## Available data
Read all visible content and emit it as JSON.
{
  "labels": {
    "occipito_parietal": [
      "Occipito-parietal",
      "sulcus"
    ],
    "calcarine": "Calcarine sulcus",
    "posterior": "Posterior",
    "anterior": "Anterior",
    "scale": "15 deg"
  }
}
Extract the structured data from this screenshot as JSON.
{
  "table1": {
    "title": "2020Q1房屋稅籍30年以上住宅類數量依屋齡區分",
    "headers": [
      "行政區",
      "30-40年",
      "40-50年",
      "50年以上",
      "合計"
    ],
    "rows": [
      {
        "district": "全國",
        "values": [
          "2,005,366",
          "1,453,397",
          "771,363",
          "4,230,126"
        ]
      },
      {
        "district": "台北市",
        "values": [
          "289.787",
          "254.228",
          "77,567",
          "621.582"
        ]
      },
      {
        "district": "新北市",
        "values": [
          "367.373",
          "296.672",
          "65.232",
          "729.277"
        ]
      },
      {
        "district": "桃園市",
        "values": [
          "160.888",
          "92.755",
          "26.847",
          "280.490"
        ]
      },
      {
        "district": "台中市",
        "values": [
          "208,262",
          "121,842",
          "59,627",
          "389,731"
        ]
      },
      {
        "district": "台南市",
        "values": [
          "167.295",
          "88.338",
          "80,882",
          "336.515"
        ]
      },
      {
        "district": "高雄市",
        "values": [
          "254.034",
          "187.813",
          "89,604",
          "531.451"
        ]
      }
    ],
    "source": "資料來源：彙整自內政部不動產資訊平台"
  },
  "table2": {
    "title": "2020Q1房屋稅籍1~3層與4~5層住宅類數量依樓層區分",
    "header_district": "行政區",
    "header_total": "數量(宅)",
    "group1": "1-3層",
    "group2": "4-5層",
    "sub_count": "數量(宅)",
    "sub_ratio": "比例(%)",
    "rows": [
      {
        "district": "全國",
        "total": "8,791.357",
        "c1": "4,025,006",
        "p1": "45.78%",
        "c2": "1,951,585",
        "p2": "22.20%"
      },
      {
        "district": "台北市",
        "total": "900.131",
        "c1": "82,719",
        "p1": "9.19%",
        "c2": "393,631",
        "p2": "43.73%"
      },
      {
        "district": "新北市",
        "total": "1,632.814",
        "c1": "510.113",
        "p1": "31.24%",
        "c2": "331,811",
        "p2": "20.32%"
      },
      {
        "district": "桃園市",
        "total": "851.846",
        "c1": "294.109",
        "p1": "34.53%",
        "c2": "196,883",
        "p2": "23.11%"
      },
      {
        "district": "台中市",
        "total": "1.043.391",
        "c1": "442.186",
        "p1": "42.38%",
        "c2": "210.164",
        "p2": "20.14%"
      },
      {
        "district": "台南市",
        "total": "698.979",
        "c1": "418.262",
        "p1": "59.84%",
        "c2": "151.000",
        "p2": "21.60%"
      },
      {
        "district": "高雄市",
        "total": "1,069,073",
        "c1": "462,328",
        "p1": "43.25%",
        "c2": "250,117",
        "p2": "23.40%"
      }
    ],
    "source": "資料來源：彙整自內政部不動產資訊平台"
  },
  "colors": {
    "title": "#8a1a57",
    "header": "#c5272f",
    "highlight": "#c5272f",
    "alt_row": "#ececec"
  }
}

## Written problem
Copy each line of the listing that includes "JSON".

## Answer to the task
Read all visible content and emit it as JSON.
Extract the structured data from this screenshot as JSON.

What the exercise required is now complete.